■ YOUR OBJECTIVE
Skip any picture you find and retype all the remaining lines exactly.

Dataset items
====================

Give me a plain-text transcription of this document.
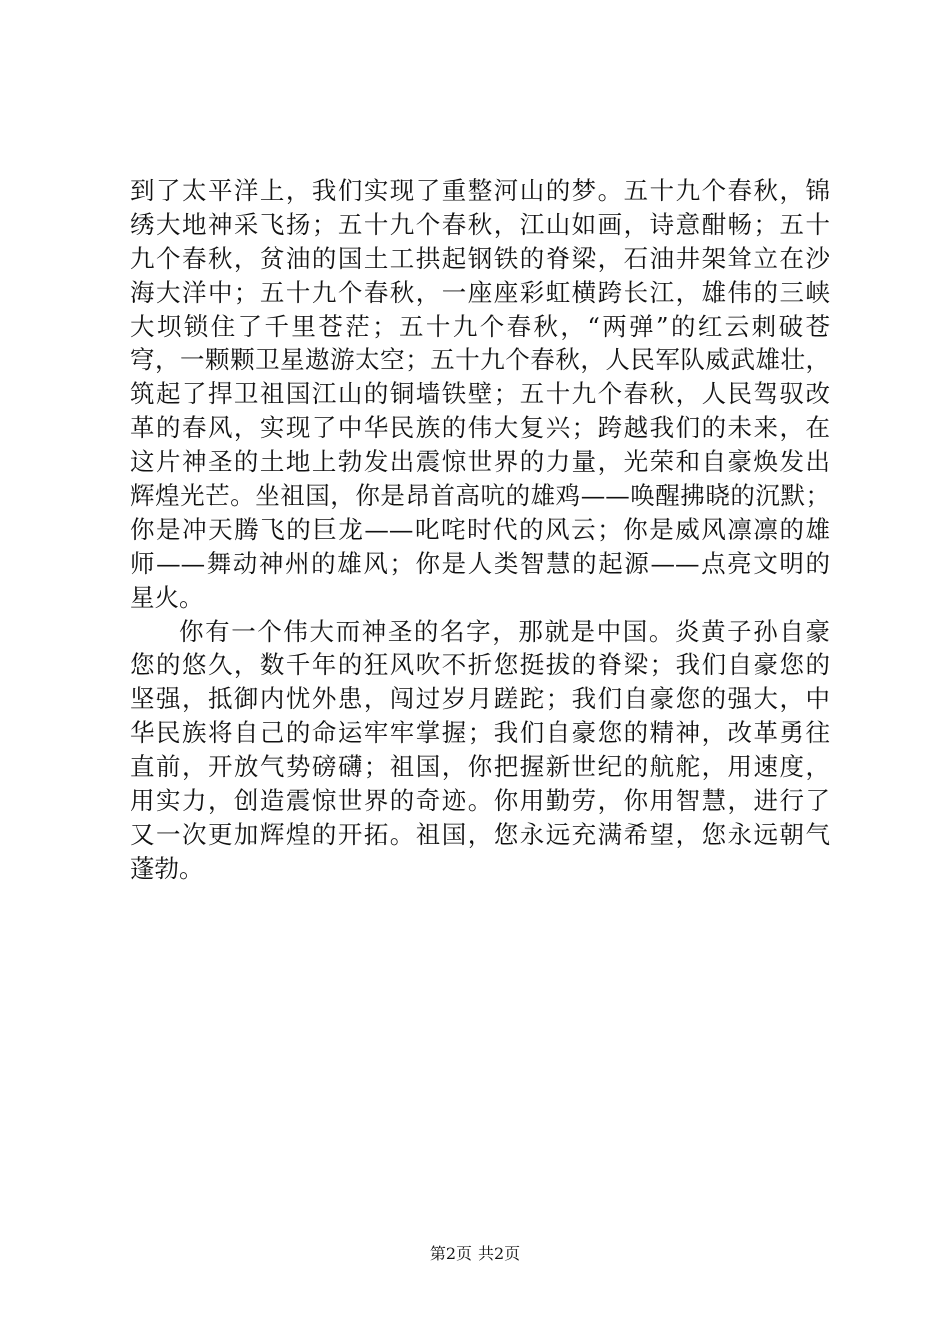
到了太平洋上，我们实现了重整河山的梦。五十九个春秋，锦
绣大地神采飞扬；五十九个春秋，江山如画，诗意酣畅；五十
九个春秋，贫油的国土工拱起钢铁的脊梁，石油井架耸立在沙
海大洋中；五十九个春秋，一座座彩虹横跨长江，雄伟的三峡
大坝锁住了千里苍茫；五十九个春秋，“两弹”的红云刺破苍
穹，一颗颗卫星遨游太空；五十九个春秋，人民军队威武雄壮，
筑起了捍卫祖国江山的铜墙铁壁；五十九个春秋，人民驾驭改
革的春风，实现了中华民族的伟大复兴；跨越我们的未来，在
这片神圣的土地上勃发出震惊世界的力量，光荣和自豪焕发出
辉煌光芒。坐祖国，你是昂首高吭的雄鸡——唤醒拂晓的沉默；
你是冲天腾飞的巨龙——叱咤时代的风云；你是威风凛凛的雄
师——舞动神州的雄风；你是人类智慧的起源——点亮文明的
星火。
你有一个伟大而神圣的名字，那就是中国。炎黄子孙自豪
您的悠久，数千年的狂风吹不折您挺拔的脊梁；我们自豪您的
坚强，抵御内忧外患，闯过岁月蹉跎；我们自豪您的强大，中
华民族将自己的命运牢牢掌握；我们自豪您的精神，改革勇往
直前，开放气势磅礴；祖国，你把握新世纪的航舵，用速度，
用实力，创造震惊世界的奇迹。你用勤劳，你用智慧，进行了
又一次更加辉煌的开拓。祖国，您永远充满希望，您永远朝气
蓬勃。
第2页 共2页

====================

■ EXERCISE ANSWER
Give me a plain-text transcription of this document.
到了太平洋上，我们实现了重整河山的梦。五十九个春秋，锦
绣大地神采飞扬；五十九个春秋，江山如画，诗意酣畅；五十
九个春秋，贫油的国土工拱起钢铁的脊梁，石油井架耸立在沙
海大洋中；五十九个春秋，一座座彩虹横跨长江，雄伟的三峡
大坝锁住了千里苍茫；五十九个春秋，“两弹”的红云刺破苍
穹，一颗颗卫星遨游太空；五十九个春秋，人民军队威武雄壮，
筑起了捍卫祖国江山的铜墙铁壁；五十九个春秋，人民驾驭改
革的春风，实现了中华民族的伟大复兴；跨越我们的未来，在
这片神圣的土地上勃发出震惊世界的力量，光荣和自豪焕发出
辉煌光芒。坐祖国，你是昂首高吭的雄鸡——唤醒拂晓的沉默；
你是冲天腾飞的巨龙——叱咤时代的风云；你是威风凛凛的雄
师——舞动神州的雄风；你是人类智慧的起源——点亮文明的
星火。
你有一个伟大而神圣的名字，那就是中国。炎黄子孙自豪
您的悠久，数千年的狂风吹不折您挺拔的脊梁；我们自豪您的
坚强，抵御内忧外患，闯过岁月蹉跎；我们自豪您的强大，中
华民族将自己的命运牢牢掌握；我们自豪您的精神，改革勇往
直前，开放气势磅礴；祖国，你把握新世纪的航舵，用速度，
用实力，创造震惊世界的奇迹。你用勤劳，你用智慧，进行了
又一次更加辉煌的开拓。祖国，您永远充满希望，您永远朝气
蓬勃。
第2页 共2页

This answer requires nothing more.